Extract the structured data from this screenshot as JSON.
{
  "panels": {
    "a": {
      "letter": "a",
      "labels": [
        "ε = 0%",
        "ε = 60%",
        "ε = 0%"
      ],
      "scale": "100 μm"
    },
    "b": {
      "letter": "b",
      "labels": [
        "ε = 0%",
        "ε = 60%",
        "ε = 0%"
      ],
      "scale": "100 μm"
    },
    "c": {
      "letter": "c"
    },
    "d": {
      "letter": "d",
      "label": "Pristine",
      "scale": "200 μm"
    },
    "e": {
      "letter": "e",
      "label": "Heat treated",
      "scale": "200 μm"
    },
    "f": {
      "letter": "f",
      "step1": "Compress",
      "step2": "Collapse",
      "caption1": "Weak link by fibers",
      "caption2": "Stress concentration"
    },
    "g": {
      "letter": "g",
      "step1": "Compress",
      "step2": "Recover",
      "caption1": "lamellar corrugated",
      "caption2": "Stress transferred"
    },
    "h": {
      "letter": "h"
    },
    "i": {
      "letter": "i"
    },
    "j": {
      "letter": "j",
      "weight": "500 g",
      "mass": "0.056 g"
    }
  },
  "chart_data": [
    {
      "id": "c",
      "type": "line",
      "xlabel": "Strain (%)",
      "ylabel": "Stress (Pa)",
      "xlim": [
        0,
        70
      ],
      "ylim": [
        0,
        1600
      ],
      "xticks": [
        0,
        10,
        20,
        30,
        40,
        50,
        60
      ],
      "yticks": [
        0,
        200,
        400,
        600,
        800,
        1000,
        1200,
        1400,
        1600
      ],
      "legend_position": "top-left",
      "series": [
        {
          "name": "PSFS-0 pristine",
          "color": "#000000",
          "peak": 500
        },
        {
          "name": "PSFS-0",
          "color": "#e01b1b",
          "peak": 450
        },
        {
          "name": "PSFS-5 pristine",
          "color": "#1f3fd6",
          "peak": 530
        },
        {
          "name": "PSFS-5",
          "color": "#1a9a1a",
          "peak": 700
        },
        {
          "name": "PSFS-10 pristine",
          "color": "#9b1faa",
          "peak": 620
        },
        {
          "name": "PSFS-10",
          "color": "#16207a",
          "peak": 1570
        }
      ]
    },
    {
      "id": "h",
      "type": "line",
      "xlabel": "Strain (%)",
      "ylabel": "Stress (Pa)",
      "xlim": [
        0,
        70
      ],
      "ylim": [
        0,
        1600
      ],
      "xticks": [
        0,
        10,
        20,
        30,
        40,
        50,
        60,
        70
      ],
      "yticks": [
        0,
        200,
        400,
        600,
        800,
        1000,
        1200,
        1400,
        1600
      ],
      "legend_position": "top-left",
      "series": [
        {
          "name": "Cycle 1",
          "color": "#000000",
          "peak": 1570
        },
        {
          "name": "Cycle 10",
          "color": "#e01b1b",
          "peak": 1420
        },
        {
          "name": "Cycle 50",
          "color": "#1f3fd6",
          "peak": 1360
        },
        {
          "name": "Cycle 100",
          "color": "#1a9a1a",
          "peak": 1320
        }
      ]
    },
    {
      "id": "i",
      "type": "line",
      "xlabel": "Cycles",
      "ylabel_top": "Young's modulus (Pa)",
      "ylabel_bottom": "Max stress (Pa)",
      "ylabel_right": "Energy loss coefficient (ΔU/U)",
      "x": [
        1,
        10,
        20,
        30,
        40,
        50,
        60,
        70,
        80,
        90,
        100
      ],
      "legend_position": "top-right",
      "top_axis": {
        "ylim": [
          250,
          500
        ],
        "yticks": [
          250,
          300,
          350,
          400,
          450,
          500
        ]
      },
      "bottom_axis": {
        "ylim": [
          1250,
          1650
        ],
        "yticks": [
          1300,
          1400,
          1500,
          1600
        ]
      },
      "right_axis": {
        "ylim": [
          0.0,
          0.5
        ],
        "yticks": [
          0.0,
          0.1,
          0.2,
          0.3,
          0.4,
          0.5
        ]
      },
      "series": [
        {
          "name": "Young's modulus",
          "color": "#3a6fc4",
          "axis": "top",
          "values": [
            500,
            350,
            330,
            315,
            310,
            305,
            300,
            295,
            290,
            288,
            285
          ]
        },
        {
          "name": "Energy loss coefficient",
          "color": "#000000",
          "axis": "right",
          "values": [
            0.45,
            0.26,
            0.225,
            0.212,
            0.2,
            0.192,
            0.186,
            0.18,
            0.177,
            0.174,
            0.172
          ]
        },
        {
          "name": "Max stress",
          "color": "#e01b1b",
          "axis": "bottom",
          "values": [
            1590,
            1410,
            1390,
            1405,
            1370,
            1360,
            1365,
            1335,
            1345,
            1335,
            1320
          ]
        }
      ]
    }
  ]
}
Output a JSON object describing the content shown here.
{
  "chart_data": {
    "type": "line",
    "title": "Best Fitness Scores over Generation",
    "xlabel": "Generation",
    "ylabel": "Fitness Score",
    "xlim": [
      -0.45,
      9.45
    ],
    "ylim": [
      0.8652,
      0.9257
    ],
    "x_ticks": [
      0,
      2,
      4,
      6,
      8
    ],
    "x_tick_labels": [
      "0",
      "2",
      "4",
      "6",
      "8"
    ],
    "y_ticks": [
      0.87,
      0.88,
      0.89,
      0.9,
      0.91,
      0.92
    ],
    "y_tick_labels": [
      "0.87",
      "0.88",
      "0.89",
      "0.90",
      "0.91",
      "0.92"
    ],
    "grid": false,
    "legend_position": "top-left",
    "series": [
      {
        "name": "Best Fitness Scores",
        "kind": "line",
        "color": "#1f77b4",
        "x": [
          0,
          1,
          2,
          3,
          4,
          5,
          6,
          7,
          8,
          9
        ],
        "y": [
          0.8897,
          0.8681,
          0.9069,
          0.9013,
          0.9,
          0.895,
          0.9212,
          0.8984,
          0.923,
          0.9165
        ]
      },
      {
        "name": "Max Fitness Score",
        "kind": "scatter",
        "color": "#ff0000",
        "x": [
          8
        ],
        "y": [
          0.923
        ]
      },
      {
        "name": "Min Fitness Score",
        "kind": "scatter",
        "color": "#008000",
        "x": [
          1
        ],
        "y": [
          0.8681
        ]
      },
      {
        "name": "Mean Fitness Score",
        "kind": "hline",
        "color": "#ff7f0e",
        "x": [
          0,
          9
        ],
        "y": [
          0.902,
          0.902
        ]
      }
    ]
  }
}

++++

# PROBLEM TO WORK ON
Give again only the lines starting at the one that contains "Output a JSON" and running to the end of the data.

# RESULT BELOW
Output a JSON object describing the content shown here.
{
  "chart_data": {
    "type": "line",
    "title": "Best Fitness Scores over Generation",
    "xlabel": "Generation",
    "ylabel": "Fitness Score",
    "xlim": [
      -0.45,
      9.45
    ],
    "ylim": [
      0.8652,
      0.9257
    ],
    "x_ticks": [
      0,
      2,
      4,
      6,
      8
    ],
    "x_tick_labels": [
      "0",
      "2",
      "4",
      "6",
      "8"
    ],
    "y_ticks": [
      0.87,
      0.88,
      0.89,
      0.9,
      0.91,
      0.92
    ],
    "y_tick_labels": [
      "0.87",
      "0.88",
      "0.89",
      "0.90",
      "0.91",
      "0.92"
    ],
    "grid": false,
    "legend_position": "top-left",
    "series": [
      {
        "name": "Best Fitness Scores",
        "kind": "line",
        "color": "#1f77b4",
        "x": [
          0,
          1,
          2,
          3,
          4,
          5,
          6,
          7,
          8,
          9
        ],
        "y": [
          0.8897,
          0.8681,
          0.9069,
          0.9013,
          0.9,
          0.895,
          0.9212,
          0.8984,
          0.923,
          0.9165
        ]
      },
      {
        "name": "Max Fitness Score",
        "kind": "scatter",
        "color": "#ff0000",
        "x": [
          8
        ],
        "y": [
          0.923
        ]
      },
      {
        "name": "Min Fitness Score",
        "kind": "scatter",
        "color": "#008000",
        "x": [
          1
        ],
        "y": [
          0.8681
        ]
      },
      {
        "name": "Mean Fitness Score",
        "kind": "hline",
        "color": "#ff7f0e",
        "x": [
          0,
          9
        ],
        "y": [
          0.902,
          0.902
        ]
      }
    ]
  }
}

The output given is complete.